DIRECTIVES:
#1 In the TDS foreign data wrapper setup guide, what effect does the WITH keyword have on the CREATE EXTENSION command?
#2 Reproduce verbatim the portion of the TDS foreign data wrapper setup guide that begins at the words "Creating the foreign" and concludes with the words "CREATE SERVER command.".

SELECTED PASSAGE:
Before using TDS foreign data wrapper:
Use the CREATE EXTENSION command to create the TDS foreign data wrapper extension on the Postgres host.
Optionally, Configure FreeTDS for named server entries and character encoding.
Use the CREATE FOREIGN SERVER command to create the foreign server that defines a connection to the TDS database.
Use the CREATE USER MAPPING command to define a mapping that associates a Postgres role with the server.
Use the CREATE FOREIGN TABLE command to define a table in the Postgres database that corresponds to a table that resides on the remote TDS server.
Creating the extension
Use the CREATE EXTENSION command to create the tds_fdw extension. Connect to the database from which you want to query the TDS server, and invoke the command:
CREATE EXTENSION [IF NOT EXISTS] tds_fdw [WITH] [SCHEMA schema_name];
Parameters
IF NOT EXISTS
Include the IF NOT EXISTS clause to instruct the server to issue a notice instead of returning an error if an extension with the same name already exists.
WITH
A noise word included for readability. It has no effect on the command.
schema_name
Optionally specify the name of the schema in which to install the extension's objects.
The CREATE EXTENSION command installs the TDS foreign data wrapper and its associated objects in the database. You only need to run this command once per database.
It creates a default freetds.conf during installation — you don't need to create it from scratch. The file typically lives at /etc/freetds/freetds.conf (or /usr/local/etc/freetds.conf if built from source), and it contains some default entries and comments.
For more information about using the CREATE EXTENSION command, see the PostgreSQL documentation.
Configuring FreeTDS
tds_fdw uses FreeTDS to connect to TDS databases. Configuring FreeTDS is optional — you only need it if you want to use named server entries or set the client character encoding.
You can configure connection parameters either directly in the foreign server definition or in the FreeTDS configuration file freetds.conf (created during FreeTDS installation).
To configure a named server entry in freetds.conf:
[mssql_server] host = 192.168.1.100 port = 1433 tds version = 7.4 client charset = UTF-8
You can then refer to this entry by its section name (mssql_server) as the servername option in your foreign server definition.
Character sets and encoding
If you encounter errors like the following when working with Unicode data on Microsoft SQL Server:
NOTICE: DB-Library notice: Msg #: 4004, Msg state: 1, Msg: Unicode data in a Unicode-only collation or ntext data cannot be sent to clients using DB-Library
You may need to set tds version to 7.0 or higher in freetds.conf. See Choosing a TDS protocol version.
To set the client character set, set client charset in freetds.conf. See Localization and TDS 7.0.
Encrypted connections to Microsoft SQL Server
Encrypted connections are handled by FreeTDS. To enable encryption, configure the encryption setting in freetds.conf. See the FreeTDS freetds.conf reference for details.
For more information on FreeTDS configuration, see the FreeTDS documentation.
Creating the foreign server
Use the CREATE SERVER command to define a connection to a foreign server. The syntax is:
CREATE SERVER server_name FOREIGN DATA WRAPPER tds_fdw [OPTIONS (option 'value' [, ...])];
The role that defines the foreign server is the owner of the foreign server. To create a foreign server, you must have USAGE privilege on the foreign-data wrapper specified in the CREATE SERVER command.

RECORD EXTRACTS:
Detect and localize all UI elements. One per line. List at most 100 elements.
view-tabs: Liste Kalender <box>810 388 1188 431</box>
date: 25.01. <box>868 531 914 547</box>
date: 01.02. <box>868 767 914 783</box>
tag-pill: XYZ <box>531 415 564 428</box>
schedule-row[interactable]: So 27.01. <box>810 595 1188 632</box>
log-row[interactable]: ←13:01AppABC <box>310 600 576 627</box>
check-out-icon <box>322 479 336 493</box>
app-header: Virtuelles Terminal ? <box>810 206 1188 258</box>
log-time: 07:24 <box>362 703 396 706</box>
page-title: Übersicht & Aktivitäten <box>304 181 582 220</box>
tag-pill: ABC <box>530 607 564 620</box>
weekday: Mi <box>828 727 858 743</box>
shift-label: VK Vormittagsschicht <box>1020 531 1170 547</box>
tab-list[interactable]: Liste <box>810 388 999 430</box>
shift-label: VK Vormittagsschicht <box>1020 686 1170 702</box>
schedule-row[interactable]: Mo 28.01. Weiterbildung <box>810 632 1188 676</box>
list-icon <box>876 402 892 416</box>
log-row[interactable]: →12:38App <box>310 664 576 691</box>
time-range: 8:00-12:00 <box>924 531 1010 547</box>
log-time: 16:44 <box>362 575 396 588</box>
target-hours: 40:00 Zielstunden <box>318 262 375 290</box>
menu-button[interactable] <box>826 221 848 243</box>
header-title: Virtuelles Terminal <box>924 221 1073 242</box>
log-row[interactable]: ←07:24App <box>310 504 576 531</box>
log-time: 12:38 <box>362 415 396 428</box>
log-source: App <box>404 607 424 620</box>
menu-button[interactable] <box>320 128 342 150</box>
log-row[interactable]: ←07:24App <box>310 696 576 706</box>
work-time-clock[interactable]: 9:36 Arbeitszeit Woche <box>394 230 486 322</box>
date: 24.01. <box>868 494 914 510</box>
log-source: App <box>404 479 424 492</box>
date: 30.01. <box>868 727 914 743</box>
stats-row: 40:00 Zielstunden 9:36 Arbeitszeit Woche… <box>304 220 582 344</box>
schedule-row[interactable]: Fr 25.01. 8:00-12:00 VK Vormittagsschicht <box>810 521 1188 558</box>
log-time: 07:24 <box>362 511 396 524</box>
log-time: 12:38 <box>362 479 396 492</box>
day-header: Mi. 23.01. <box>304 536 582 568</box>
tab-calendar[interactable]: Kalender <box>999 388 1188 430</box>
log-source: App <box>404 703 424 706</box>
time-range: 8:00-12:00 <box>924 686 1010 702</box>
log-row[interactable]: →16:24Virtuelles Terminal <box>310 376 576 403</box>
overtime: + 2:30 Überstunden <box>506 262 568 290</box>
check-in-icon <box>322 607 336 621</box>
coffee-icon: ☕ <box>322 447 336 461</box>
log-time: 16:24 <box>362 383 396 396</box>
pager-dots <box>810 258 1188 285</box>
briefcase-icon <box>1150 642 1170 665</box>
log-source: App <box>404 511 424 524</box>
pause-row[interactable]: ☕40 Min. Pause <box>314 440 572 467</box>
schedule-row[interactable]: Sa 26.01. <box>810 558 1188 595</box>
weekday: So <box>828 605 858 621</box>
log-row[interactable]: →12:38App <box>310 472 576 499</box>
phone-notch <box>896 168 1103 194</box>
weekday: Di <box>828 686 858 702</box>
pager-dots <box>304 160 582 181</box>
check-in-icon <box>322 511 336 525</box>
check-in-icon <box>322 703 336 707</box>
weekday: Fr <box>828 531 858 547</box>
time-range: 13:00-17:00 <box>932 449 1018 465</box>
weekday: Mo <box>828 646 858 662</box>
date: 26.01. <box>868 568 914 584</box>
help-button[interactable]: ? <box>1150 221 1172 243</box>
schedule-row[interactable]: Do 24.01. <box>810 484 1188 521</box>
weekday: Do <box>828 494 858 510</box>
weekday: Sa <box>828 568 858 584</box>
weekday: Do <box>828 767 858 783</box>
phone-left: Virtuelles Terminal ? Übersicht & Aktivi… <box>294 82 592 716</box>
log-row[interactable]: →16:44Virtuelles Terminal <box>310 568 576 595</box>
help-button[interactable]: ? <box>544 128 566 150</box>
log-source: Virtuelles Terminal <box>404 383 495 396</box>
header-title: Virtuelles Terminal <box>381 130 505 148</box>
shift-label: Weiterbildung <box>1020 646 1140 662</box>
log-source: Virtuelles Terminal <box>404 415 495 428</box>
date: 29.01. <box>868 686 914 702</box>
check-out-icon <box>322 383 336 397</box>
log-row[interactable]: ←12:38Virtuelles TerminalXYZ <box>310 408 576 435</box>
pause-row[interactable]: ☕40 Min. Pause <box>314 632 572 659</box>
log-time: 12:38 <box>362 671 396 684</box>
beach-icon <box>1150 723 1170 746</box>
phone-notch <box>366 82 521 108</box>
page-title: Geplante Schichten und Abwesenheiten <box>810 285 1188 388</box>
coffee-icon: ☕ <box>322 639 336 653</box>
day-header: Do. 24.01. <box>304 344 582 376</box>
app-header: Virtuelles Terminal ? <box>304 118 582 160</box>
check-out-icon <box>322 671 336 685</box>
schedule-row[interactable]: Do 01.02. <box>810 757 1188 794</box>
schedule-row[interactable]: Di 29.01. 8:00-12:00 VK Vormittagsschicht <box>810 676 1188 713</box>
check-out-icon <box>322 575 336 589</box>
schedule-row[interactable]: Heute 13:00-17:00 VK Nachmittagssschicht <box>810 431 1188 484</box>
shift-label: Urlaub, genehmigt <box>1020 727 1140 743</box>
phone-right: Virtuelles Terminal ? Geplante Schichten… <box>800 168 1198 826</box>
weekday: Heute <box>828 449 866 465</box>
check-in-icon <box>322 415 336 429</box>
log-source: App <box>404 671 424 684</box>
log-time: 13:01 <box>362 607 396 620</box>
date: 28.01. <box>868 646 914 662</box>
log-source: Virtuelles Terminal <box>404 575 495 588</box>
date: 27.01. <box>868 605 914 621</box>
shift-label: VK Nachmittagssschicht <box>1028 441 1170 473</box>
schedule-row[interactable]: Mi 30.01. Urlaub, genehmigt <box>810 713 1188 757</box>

PER-TASK ANSWERS:
#1 None. WITH is a noise word included only for readability.

#2
Creating the foreign server
Use the CREATE SERVER command to define a connection to a foreign server. The syntax is:
CREATE SERVER server_name FOREIGN DATA WRAPPER tds_fdw [OPTIONS (option 'value' [, ...])];
The role that defines the foreign server is the owner of the foreign server. To create a foreign server, you must have USAGE privilege on the foreign-data wrapper specified in the CREATE SERVER command.